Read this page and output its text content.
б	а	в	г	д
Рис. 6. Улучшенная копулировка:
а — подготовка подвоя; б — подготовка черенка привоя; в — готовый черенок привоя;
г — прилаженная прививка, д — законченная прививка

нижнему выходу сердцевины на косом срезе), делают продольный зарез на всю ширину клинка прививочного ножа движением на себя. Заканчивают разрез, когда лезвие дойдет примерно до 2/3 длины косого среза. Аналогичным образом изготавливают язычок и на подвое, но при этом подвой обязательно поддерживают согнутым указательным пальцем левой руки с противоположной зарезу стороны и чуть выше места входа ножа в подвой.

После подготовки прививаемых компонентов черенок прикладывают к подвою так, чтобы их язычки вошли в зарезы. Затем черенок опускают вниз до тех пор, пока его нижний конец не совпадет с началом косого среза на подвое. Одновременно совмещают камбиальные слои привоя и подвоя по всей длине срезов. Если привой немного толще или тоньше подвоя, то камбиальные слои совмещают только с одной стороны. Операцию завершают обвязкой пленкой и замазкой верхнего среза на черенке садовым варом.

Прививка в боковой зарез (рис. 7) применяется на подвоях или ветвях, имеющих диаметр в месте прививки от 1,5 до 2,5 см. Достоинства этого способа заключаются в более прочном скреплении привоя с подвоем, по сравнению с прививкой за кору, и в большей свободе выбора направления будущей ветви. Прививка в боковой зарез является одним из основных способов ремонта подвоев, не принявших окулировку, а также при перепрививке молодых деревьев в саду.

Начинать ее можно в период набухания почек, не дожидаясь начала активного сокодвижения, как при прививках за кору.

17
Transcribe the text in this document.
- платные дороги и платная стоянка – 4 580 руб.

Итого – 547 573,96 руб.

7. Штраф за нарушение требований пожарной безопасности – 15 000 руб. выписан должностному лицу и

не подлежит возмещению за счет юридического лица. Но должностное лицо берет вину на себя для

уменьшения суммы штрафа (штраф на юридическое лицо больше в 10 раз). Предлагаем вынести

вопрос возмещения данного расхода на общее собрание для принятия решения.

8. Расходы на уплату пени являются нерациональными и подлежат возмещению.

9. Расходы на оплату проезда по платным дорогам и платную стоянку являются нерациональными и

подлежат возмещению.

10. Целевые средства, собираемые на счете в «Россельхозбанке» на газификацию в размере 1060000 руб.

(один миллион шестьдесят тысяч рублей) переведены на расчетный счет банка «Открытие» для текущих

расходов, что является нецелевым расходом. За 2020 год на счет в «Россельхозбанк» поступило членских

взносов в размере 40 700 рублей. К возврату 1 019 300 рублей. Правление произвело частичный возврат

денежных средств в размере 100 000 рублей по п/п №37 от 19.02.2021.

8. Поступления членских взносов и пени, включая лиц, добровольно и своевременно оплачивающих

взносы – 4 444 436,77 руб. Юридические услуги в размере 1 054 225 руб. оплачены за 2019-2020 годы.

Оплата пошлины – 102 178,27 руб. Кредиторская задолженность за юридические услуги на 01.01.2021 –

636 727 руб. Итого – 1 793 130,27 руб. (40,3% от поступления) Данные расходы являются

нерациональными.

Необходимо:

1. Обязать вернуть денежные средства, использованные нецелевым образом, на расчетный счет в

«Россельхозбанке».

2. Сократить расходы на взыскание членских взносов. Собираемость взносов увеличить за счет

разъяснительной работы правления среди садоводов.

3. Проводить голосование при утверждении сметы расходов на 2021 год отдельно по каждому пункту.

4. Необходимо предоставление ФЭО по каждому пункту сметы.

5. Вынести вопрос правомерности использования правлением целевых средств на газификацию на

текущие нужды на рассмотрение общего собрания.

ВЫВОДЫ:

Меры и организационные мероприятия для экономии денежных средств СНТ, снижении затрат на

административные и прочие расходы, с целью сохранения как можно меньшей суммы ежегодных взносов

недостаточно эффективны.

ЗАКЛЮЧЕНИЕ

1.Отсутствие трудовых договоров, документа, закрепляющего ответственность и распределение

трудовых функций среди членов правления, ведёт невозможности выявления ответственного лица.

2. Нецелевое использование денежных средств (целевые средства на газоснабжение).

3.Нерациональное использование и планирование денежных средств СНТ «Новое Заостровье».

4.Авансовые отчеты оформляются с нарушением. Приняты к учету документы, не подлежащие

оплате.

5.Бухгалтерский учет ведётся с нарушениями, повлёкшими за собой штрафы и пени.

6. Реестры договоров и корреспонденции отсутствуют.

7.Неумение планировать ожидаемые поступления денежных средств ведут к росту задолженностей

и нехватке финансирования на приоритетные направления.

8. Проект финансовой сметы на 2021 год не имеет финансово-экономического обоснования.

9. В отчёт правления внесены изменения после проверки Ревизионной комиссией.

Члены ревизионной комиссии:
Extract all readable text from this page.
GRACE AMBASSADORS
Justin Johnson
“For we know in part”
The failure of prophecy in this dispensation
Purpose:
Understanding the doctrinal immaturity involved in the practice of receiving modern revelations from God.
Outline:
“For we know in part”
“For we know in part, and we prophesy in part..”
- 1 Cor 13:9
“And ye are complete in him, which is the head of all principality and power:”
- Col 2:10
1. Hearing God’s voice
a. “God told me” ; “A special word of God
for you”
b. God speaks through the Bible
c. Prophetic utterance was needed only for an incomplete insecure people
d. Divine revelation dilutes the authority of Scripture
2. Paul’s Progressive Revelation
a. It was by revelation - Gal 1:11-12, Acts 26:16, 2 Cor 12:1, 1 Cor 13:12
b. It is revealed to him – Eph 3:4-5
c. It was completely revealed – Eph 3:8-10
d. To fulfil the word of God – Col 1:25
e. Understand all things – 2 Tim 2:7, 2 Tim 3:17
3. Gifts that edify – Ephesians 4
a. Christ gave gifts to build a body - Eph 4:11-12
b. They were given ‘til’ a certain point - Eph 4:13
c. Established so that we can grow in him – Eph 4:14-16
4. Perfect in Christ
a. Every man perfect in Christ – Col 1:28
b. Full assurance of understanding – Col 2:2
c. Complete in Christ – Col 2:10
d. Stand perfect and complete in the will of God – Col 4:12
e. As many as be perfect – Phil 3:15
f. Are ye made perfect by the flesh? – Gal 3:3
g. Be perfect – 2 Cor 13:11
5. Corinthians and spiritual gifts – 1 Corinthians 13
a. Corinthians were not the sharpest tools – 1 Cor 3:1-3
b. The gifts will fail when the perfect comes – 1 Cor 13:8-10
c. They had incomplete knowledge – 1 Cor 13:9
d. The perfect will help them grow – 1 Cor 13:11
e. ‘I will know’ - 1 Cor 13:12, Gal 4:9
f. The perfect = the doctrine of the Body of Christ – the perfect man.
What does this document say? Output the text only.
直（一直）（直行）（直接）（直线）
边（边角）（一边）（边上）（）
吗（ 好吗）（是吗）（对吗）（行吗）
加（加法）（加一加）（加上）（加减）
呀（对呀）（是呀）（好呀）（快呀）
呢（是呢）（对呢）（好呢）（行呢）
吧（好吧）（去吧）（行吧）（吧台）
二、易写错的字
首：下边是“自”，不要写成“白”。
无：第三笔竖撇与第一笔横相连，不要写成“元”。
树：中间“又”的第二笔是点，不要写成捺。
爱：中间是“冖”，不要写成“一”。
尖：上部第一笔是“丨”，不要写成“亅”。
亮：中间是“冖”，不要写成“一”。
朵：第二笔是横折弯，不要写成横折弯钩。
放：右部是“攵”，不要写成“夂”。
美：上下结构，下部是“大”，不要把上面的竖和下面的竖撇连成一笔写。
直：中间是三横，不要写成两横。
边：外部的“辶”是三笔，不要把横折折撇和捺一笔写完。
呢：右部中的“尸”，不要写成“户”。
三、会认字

* _What you have to do_
All lines of the data above that include the word "will" must be shown.

* _Written reply_
d. Stand perfect and complete in the will of God – Col 4:12
b. The gifts will fail when the perfect comes – 1 Cor 13:8-10
d. The perfect will help them grow – 1 Cor 13:11
e. ‘I will know’ - 1 Cor 13:12, Gal 4:9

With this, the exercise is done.